*CHALLENGE:* Pictures are not part of the copy; repeat everything else in the records exactly.

*EXTRACTED INFORMATION:*
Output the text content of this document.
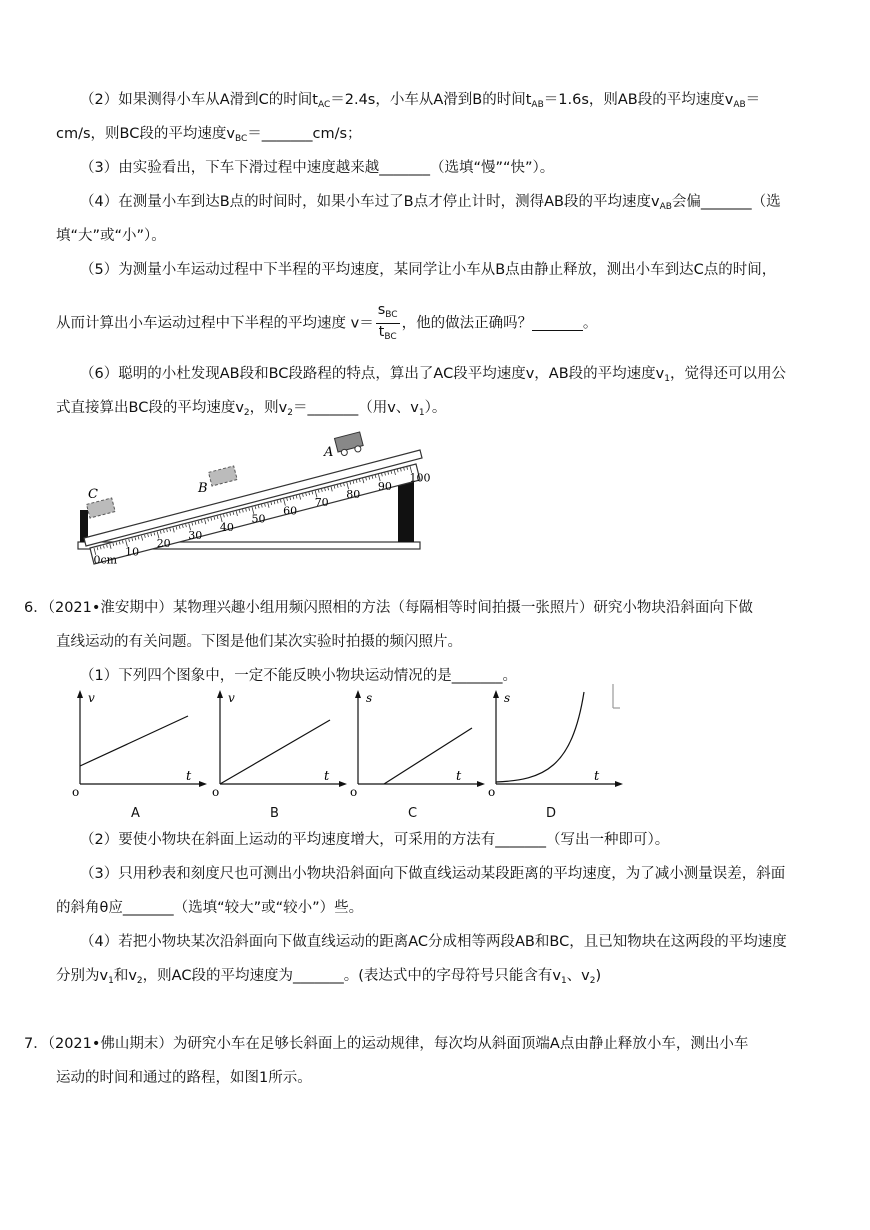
（2）如果测得小车从A滑到C的时间$t_{AC}=2.4s$，小车从A滑到B的时间$t_{AB}=1.6s$，则AB段的平均速度$v_{AB}=$
cm/s，则BC段的平均速度$v_{BC}=\_\_\_\_\_\_\_cm/s$；
（3）由实验看出，下车下滑过程中速度越来越_______（选填“慢”“快”）。
（4）在测量小车到达B点的时间时，如果小车过了B点才停止计时，测得AB段的平均速度$v_{AB}$会偏_______（选
填“大”或“小”）。
（5）为测量小车运动过程中下半程的平均速度，某同学让小车从B点由静止释放，测出小车到达C点的时间，
从而计算出小车运动过程中下半程的平均速度 $v= \frac{s_{BC}}{t_{BC}}$ ，他的做法正确吗？_______。
（6）聪明的小杜发现AB段和BC段路程的特点，算出了AC段平均速度v，AB段的平均速度$v_1$，觉得还可以用公
式直接算出BC段的平均速度$v_2$，则$v_2=\_\_\_\_\_\_\_$（用v、$v_1$）。
A
B
C
0cm
10
20
30
40
50
60
70
80
90
100
6．（2021•淮安期中）某物理兴趣小组用频闪照相的方法（每隔相等时间拍摄一张照片）研究小物块沿斜面向下做
直线运动的有关问题。下图是他们某次实验时拍摄的频闪照片。
（1）下列四个图象中，一定不能反映小物块运动情况的是_______。
v
t
o
v
t
o
s
t
o
s
t
o
A	B	C	D
（2）要使小物块在斜面上运动的平均速度增大，可采用的方法有_______（写出一种即可）。
（3）只用秒表和刻度尺也可测出小物块沿斜面向下做直线运动某段距离的平均速度，为了减小测量误差，斜面
的斜角θ应_______（选填“较大”或“较小”）些。
（4）若把小物块某次沿斜面向下做直线运动的距离AC分成相等两段AB和BC，且已知物块在这两段的平均速度
分别为$v_1$和$v_2$，则AC段的平均速度为_______。(表达式中的字母符号只能含有$v_1$、$v_2$)
7．（2021•佛山期末）为研究小车在足够长斜面上的运动规律，每次均从斜面顶端A点由静止释放小车，测出小车
运动的时间和通过的路程，如图1所示。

*OUTPUT:*
Output the text content of this document.
（2）如果测得小车从A滑到C的时间$t_{AC}=2.4s$，小车从A滑到B的时间$t_{AB}=1.6s$，则AB段的平均速度$v_{AB}=$
cm/s，则BC段的平均速度$v_{BC}=\_\_\_\_\_\_\_cm/s$；
（3）由实验看出，下车下滑过程中速度越来越_______（选填“慢”“快”）。
（4）在测量小车到达B点的时间时，如果小车过了B点才停止计时，测得AB段的平均速度$v_{AB}$会偏_______（选
填“大”或“小”）。
（5）为测量小车运动过程中下半程的平均速度，某同学让小车从B点由静止释放，测出小车到达C点的时间，
从而计算出小车运动过程中下半程的平均速度 $v= \frac{s_{BC}}{t_{BC}}$ ，他的做法正确吗？_______。
（6）聪明的小杜发现AB段和BC段路程的特点，算出了AC段平均速度v，AB段的平均速度$v_1$，觉得还可以用公
式直接算出BC段的平均速度$v_2$，则$v_2=\_\_\_\_\_\_\_$（用v、$v_1$）。
A
B
C
0cm
10
20
30
40
50
60
70
80
90
100
6．（2021•淮安期中）某物理兴趣小组用频闪照相的方法（每隔相等时间拍摄一张照片）研究小物块沿斜面向下做
直线运动的有关问题。下图是他们某次实验时拍摄的频闪照片。
（1）下列四个图象中，一定不能反映小物块运动情况的是_______。
v
t
o
v
t
o
s
t
o
s
t
o
A	B	C	D
（2）要使小物块在斜面上运动的平均速度增大，可采用的方法有_______（写出一种即可）。
（3）只用秒表和刻度尺也可测出小物块沿斜面向下做直线运动某段距离的平均速度，为了减小测量误差，斜面
的斜角θ应_______（选填“较大”或“较小”）些。
（4）若把小物块某次沿斜面向下做直线运动的距离AC分成相等两段AB和BC，且已知物块在这两段的平均速度
分别为$v_1$和$v_2$，则AC段的平均速度为_______。(表达式中的字母符号只能含有$v_1$、$v_2$)
7．（2021•佛山期末）为研究小车在足够长斜面上的运动规律，每次均从斜面顶端A点由静止释放小车，测出小车
运动的时间和通过的路程，如图1所示。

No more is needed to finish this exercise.